-- START Quoted text --
Non-diffusive atmospheric flow #10: significance of flow patterns

2015-02-02 data-analysishaskell

The spherical PDF we constructed by kernel density estimation in the article before last appeared to have “bumps”, i.e. it’s not uniform in $\theta$ and $\phi$ . We’d like to interpret these bumps as preferred regimes of atmospheric flow, but before we do that, we need to decide whether these bumps are significant. There is a huge amount of confusion that surrounds this idea of significance, mostly caused by blind use of “standard recipes” in common data analysis cases. Here, we have some data analysis that’s anything but standard, and that will rather paradoxically make it much easier to understand what we really mean by significance.

So what do we mean by “significance”? A phenomena is significant if it is unlikely to have occurred by chance. Right away, this definition raises two questions. First, chance implies some sort of probability, a continuous quantity, which leads to the idea of different levels of significance. Second, if we are going to be thinking about probabilities, we are going to need to talk about a distribution for those probabilities. The basic idea is thus to compare our data to a distribution that we explicitly decide based on a null hypothesis. A bump in our PDF will be called significant if it is unlikely to have occurred in data generated under the assumptions in our null hypothesis.
-- END Quoted text --
Goal A:
Translate into French this sentence from the article on atmospheric flow patterns: "The basic idea is thus to compare our data to a distribution that we explicitly decide based on a null hypothesis."
Goal B:
Write a continuation of the article on atmospheric flow patterns, starting right after its final sentence.
-- START Data --
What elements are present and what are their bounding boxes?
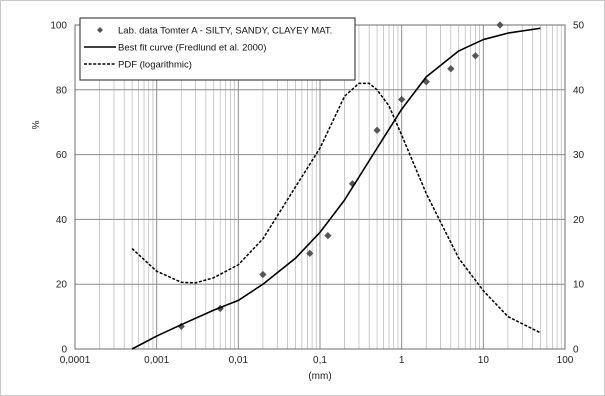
-- END Data --
Expected output A:
L'idée de base est donc de comparer nos données à une distribution que nous choisissons explicitement en fonction d'une hypothèse nulle.

Expected output B:
So, what’s a good null hypothesis in this case? We’re trying to determine whether these bumps are a significant deviation from “nothing happening”. In this case, “nothing happening” would mean that the data points we use to generate the PDF are distributed uniformly over the unit sphere parametrised by $\theta$ and $\phi$ , i.e. that no point in $(\theta, \phi)$ space is any more or less likely to occur than any other. We’ll talk more about how we make use of this idea (and how we sample from our “uniform on the sphere” null hypothesis distribution) below.

We thus want some way of comparing the PDF generated by doing KDE on our data points to PDFs generated by doing KDE on “fake” data points sampled from our null hypothesis distribution. We’re going to follow a sampling-based approach: we will generate “fake” data sets, do exactly the same analysis we did on our real data points to produce “fake” PDFs, then compare these “fake” PDFs to our real one (in a way that will be demonstrated below).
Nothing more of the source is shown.